**WHAT IS BEING ASKED**.
State how many lines of the entries hold the string "Output", and nothing more.

**PROVIDED MATERIAL**.
[start]

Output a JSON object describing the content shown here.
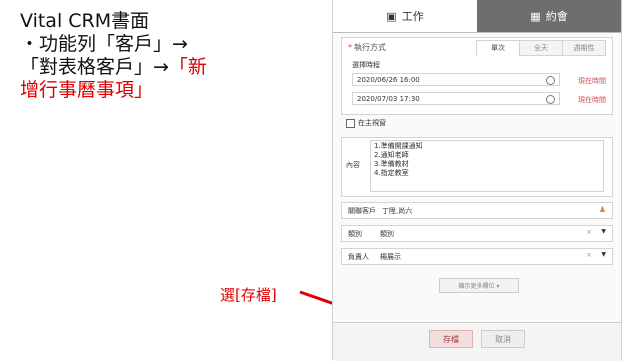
{
  "caption": {
    "line1": "Vital CRM書面",
    "line2": "・功能列「客戶」→",
    "line3_a": "「對表格客戶」→",
    "line3_b": "「新",
    "line4": "增行事曆事項」"
  },
  "pointer_label": "選[存檔]",
  "tabs": [
    {
      "label": "工作",
      "icon": "calendar-icon"
    },
    {
      "label": "約會",
      "icon": "calendar-grid-icon"
    }
  ],
  "schedule": {
    "mode_label": "執行方式",
    "subtabs": [
      "單次",
      "全天",
      "週期性"
    ],
    "select_time_label": "選擇時程",
    "start": "2020/06/26 16:00",
    "end": "2020/07/03 17:30",
    "now_link": "現在時間"
  },
  "checkbox_label": "在主視窗",
  "content": {
    "label": "內容",
    "lines": [
      "1.準備開課通知",
      "2.通知老師",
      "3.準備教材",
      "4.指定教室"
    ]
  },
  "fields": {
    "related_customer": {
      "label": "關聯客戶",
      "value": "丁陞,尚六"
    },
    "category": {
      "label": "類別",
      "value": "類別"
    },
    "owner": {
      "label": "負責人",
      "value": "楊展示"
    }
  },
  "more_fields_label": "顯示更多欄位 ▾",
  "buttons": {
    "save": "存檔",
    "cancel": "取消"
  },
  "colors": {
    "accent_red": "#e00000",
    "tab_inactive": "#6e6e6e"
  }
}
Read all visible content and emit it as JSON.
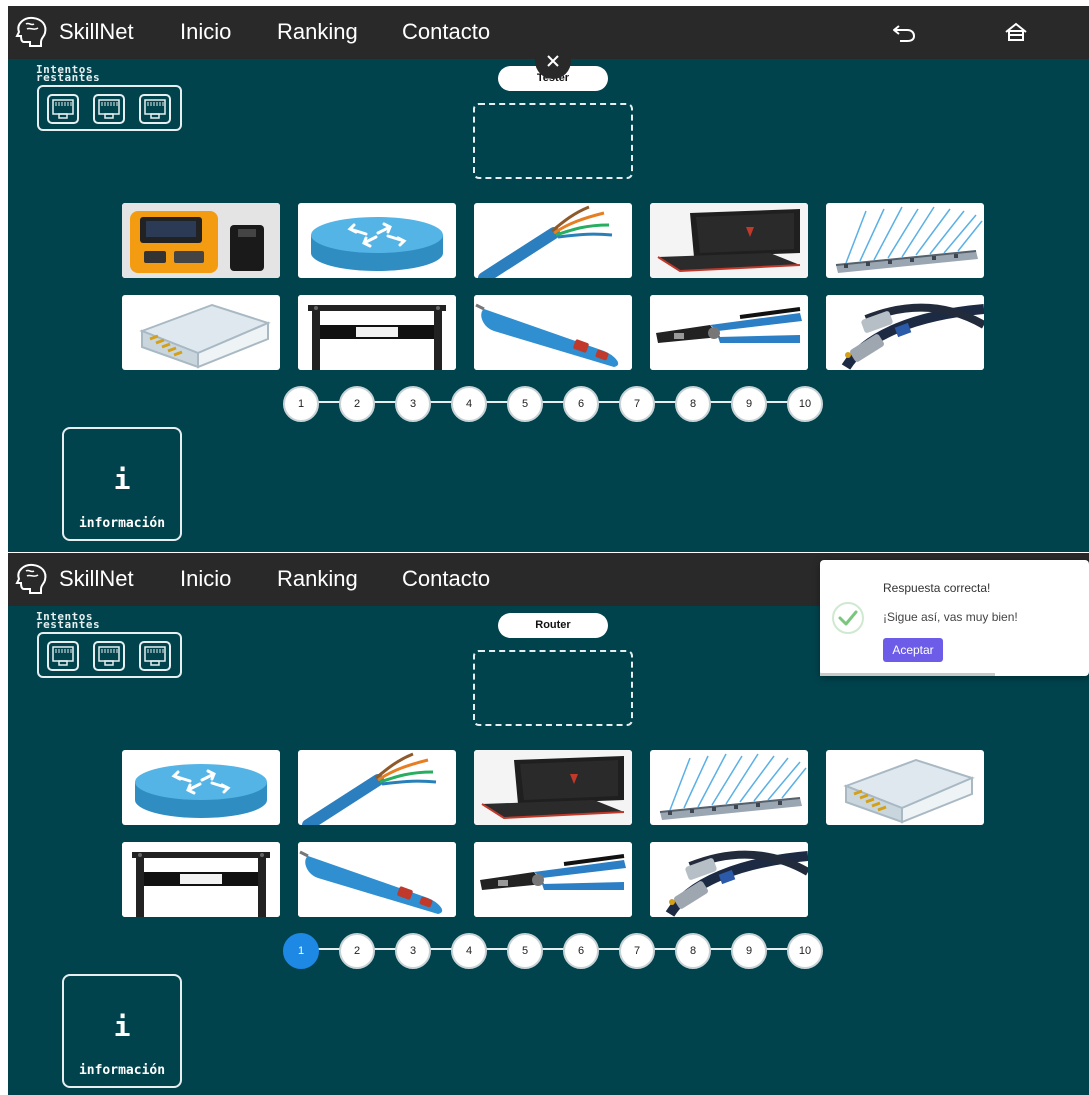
{
  "nav": {
    "brand": "SkillNet",
    "links": [
      "Inicio",
      "Ranking",
      "Contacto"
    ],
    "icons": [
      "brain-logo-icon",
      "undo-icon",
      "home-icon"
    ]
  },
  "game": {
    "attempts_label_line1": "Intentos",
    "attempts_label_line2": "restantes",
    "attempt_icon": "rj45-port-icon",
    "info_icon_text": "i",
    "info_label": "información"
  },
  "screens": [
    {
      "target_label": "Tester",
      "attempts_remaining": 3,
      "cards": [
        "cable-tester",
        "router",
        "utp-cable",
        "laptop",
        "patch-panel",
        "rj45-connector",
        "rack",
        "punch-down-tool",
        "crimping-tool",
        "coaxial-cable"
      ],
      "steps": [
        "1",
        "2",
        "3",
        "4",
        "5",
        "6",
        "7",
        "8",
        "9",
        "10"
      ],
      "active_step": null,
      "overlay": "close-icon"
    },
    {
      "target_label": "Router",
      "attempts_remaining": 3,
      "cards": [
        "router",
        "utp-cable",
        "laptop",
        "patch-panel",
        "rj45-connector",
        "rack",
        "punch-down-tool",
        "crimping-tool",
        "coaxial-cable"
      ],
      "steps": [
        "1",
        "2",
        "3",
        "4",
        "5",
        "6",
        "7",
        "8",
        "9",
        "10"
      ],
      "active_step": "1"
    }
  ],
  "toast": {
    "title": "Respuesta correcta!",
    "message": "¡Sigue así, vas muy bien!",
    "button": "Aceptar",
    "icon": "check-circle-icon"
  },
  "colors": {
    "page_bg": "#00434d",
    "navbar_bg": "#292929",
    "active_step": "#1e88e5",
    "toast_button": "#6c5ce7",
    "success": "#7bc67e"
  }
}
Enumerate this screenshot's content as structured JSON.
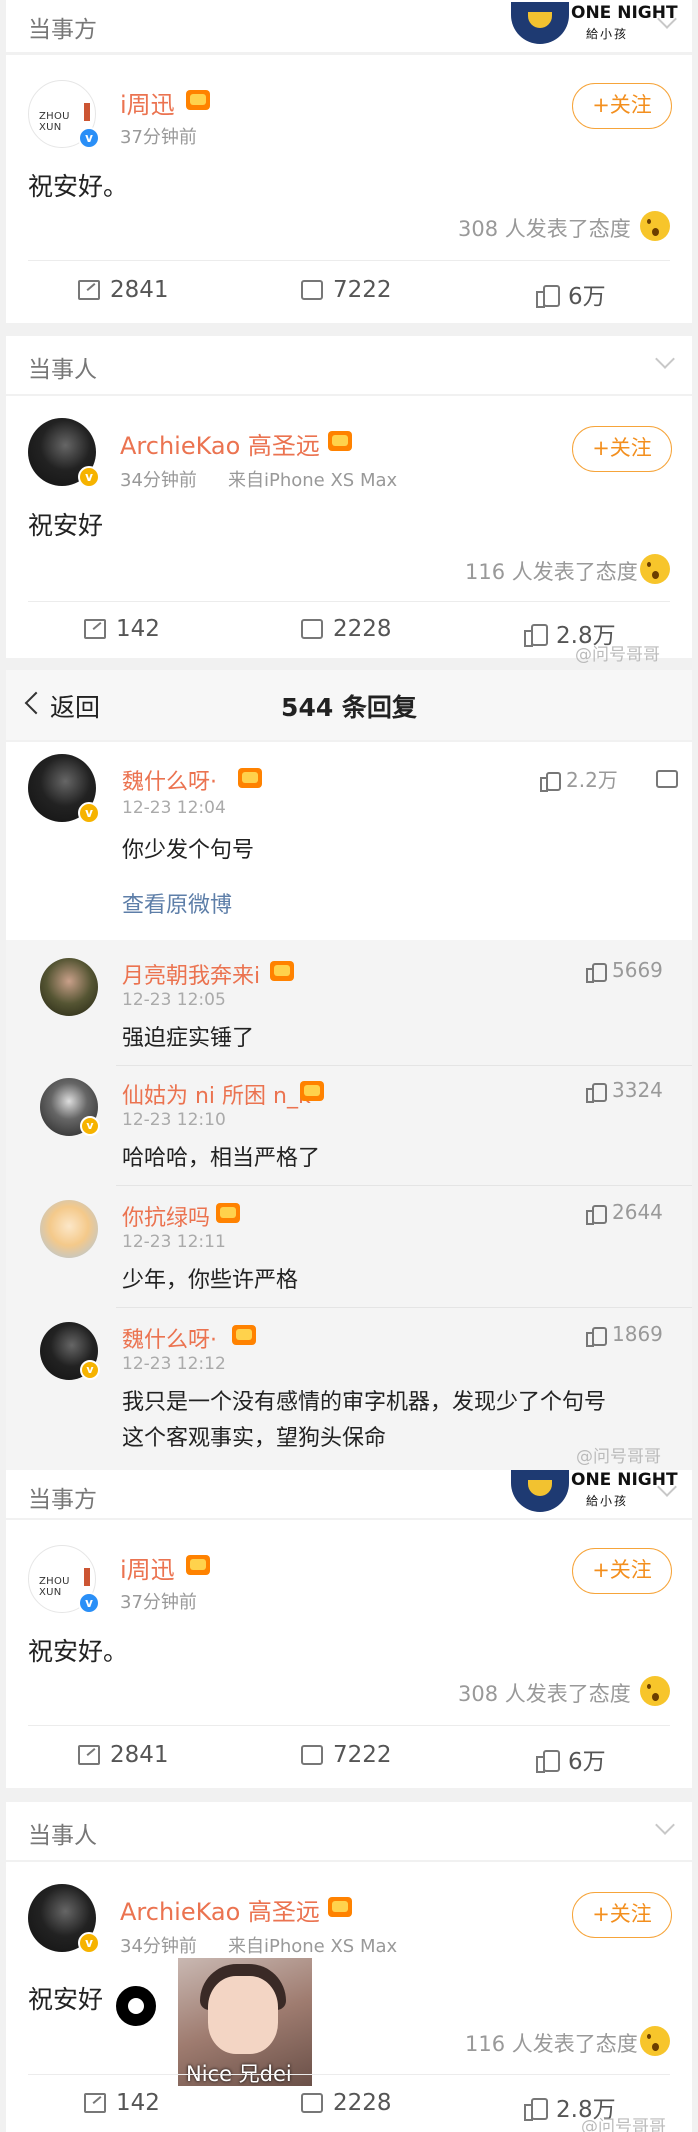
{
  "section1": {
    "label": "当事方",
    "ad": {
      "title": "ONE NIGHT",
      "subtitle": "給小孩"
    },
    "post": {
      "name": "i周迅",
      "avatar_text": "ZHOU XUN",
      "time": "37分钟前",
      "follow": "+关注",
      "content": "祝安好。",
      "reactions": "308 人发表了态度",
      "share": "2841",
      "comment": "7222",
      "like": "6万"
    }
  },
  "section2": {
    "label": "当事人",
    "post": {
      "name": "ArchieKao 高圣远",
      "time": "34分钟前",
      "source": "来自iPhone XS Max",
      "follow": "+关注",
      "content": "祝安好",
      "reactions": "116 人发表了态度",
      "share": "142",
      "comment": "2228",
      "like": "2.8万"
    },
    "watermark": "@问号哥哥"
  },
  "nav": {
    "back": "返回",
    "title": "544 条回复"
  },
  "main_comment": {
    "name": "魏什么呀·",
    "time": "12-23 12:04",
    "likes": "2.2万",
    "text": "你少发个句号",
    "link": "查看原微博"
  },
  "replies": [
    {
      "name": "月亮朝我奔来i",
      "time": "12-23 12:05",
      "likes": "5669",
      "text": "强迫症实锤了"
    },
    {
      "name": "仙姑为 ni 所困 n_k",
      "time": "12-23 12:10",
      "likes": "3324",
      "text": "哈哈哈，相当严格了"
    },
    {
      "name": "你抗绿吗",
      "time": "12-23 12:11",
      "likes": "2644",
      "text": "少年，你些许严格"
    },
    {
      "name": "魏什么呀·",
      "time": "12-23 12:12",
      "likes": "1869",
      "text": "我只是一个没有感情的审字机器，发现少了个句号",
      "text2": "这个客观事实，望狗头保命"
    }
  ],
  "reply_watermark": "@问号哥哥",
  "section3": {
    "label": "当事方",
    "ad": {
      "title": "ONE NIGHT",
      "subtitle": "給小孩"
    },
    "post": {
      "name": "i周迅",
      "avatar_text": "ZHOU XUN",
      "time": "37分钟前",
      "follow": "+关注",
      "content": "祝安好。",
      "reactions": "308 人发表了态度",
      "share": "2841",
      "comment": "7222",
      "like": "6万"
    }
  },
  "section4": {
    "label": "当事人",
    "post": {
      "name": "ArchieKao 高圣远",
      "time": "34分钟前",
      "source": "来自iPhone XS Max",
      "follow": "+关注",
      "content": "祝安好",
      "reactions": "116 人发表了态度",
      "share": "142",
      "comment": "2228",
      "like": "2.8万"
    },
    "sticker_text": "Nice 兄dei",
    "watermark": "@问号哥哥"
  }
}
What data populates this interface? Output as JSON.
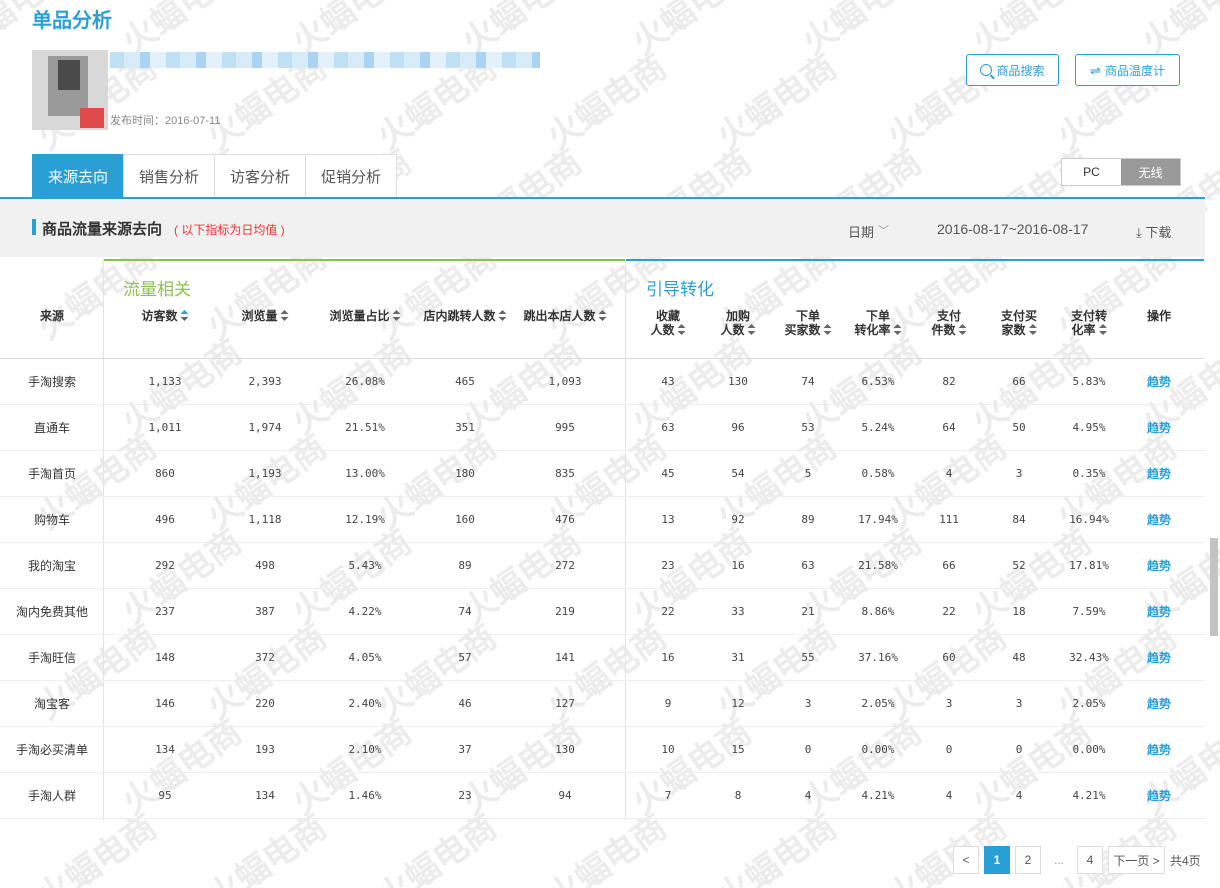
{
  "page": {
    "title": "单品分析",
    "publish_time": "发布时间：2016-07-11",
    "search_button": "商品搜索",
    "thermometer_button": "商品温度计"
  },
  "tabs": [
    "来源去向",
    "销售分析",
    "访客分析",
    "促销分析"
  ],
  "device_toggle": {
    "pc": "PC",
    "wireless": "无线",
    "selected": "无线"
  },
  "section": {
    "title": "商品流量来源去向",
    "note": "( 以下指标为日均值 )",
    "date_label": "日期",
    "date_range": "2016-08-17~2016-08-17",
    "download": "下载"
  },
  "groups": {
    "traffic": "流量相关",
    "conversion": "引导转化"
  },
  "columns": [
    {
      "label": "来源",
      "sortable": false
    },
    {
      "label": "访客数",
      "sortable": true
    },
    {
      "label": "浏览量",
      "sortable": true
    },
    {
      "label": "浏览量占比",
      "sortable": true
    },
    {
      "label": "店内跳转人数",
      "sortable": true
    },
    {
      "label": "跳出本店人数",
      "sortable": true
    },
    {
      "label": "收藏人数",
      "sortable": true
    },
    {
      "label": "加购人数",
      "sortable": true
    },
    {
      "label": "下单买家数",
      "sortable": true
    },
    {
      "label": "下单转化率",
      "sortable": true
    },
    {
      "label": "支付件数",
      "sortable": true
    },
    {
      "label": "支付买家数",
      "sortable": true
    },
    {
      "label": "支付转化率",
      "sortable": true
    },
    {
      "label": "操作",
      "sortable": false
    }
  ],
  "rows": [
    [
      "手淘搜索",
      "1,133",
      "2,393",
      "26.08%",
      "465",
      "1,093",
      "43",
      "130",
      "74",
      "6.53%",
      "82",
      "66",
      "5.83%",
      "趋势"
    ],
    [
      "直通车",
      "1,011",
      "1,974",
      "21.51%",
      "351",
      "995",
      "63",
      "96",
      "53",
      "5.24%",
      "64",
      "50",
      "4.95%",
      "趋势"
    ],
    [
      "手淘首页",
      "860",
      "1,193",
      "13.00%",
      "180",
      "835",
      "45",
      "54",
      "5",
      "0.58%",
      "4",
      "3",
      "0.35%",
      "趋势"
    ],
    [
      "购物车",
      "496",
      "1,118",
      "12.19%",
      "160",
      "476",
      "13",
      "92",
      "89",
      "17.94%",
      "111",
      "84",
      "16.94%",
      "趋势"
    ],
    [
      "我的淘宝",
      "292",
      "498",
      "5.43%",
      "89",
      "272",
      "23",
      "16",
      "63",
      "21.58%",
      "66",
      "52",
      "17.81%",
      "趋势"
    ],
    [
      "淘内免费其他",
      "237",
      "387",
      "4.22%",
      "74",
      "219",
      "22",
      "33",
      "21",
      "8.86%",
      "22",
      "18",
      "7.59%",
      "趋势"
    ],
    [
      "手淘旺信",
      "148",
      "372",
      "4.05%",
      "57",
      "141",
      "16",
      "31",
      "55",
      "37.16%",
      "60",
      "48",
      "32.43%",
      "趋势"
    ],
    [
      "淘宝客",
      "146",
      "220",
      "2.40%",
      "46",
      "127",
      "9",
      "12",
      "3",
      "2.05%",
      "3",
      "3",
      "2.05%",
      "趋势"
    ],
    [
      "手淘必买清单",
      "134",
      "193",
      "2.10%",
      "37",
      "130",
      "10",
      "15",
      "0",
      "0.00%",
      "0",
      "0",
      "0.00%",
      "趋势"
    ],
    [
      "手淘人群",
      "95",
      "134",
      "1.46%",
      "23",
      "94",
      "7",
      "8",
      "4",
      "4.21%",
      "4",
      "4",
      "4.21%",
      "趋势"
    ]
  ],
  "pagination": {
    "prev": "<",
    "pages": [
      "1",
      "2",
      "...",
      "4"
    ],
    "current": "1",
    "next": "下一页 >",
    "total": "共4页"
  },
  "watermark": "火蝠电商",
  "colors": {
    "accent": "#2a9fd6",
    "traffic_group": "#8bc34a",
    "note_red": "#e33333"
  }
}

[end]

**ANSWER TO THIS EXERCISE**.
2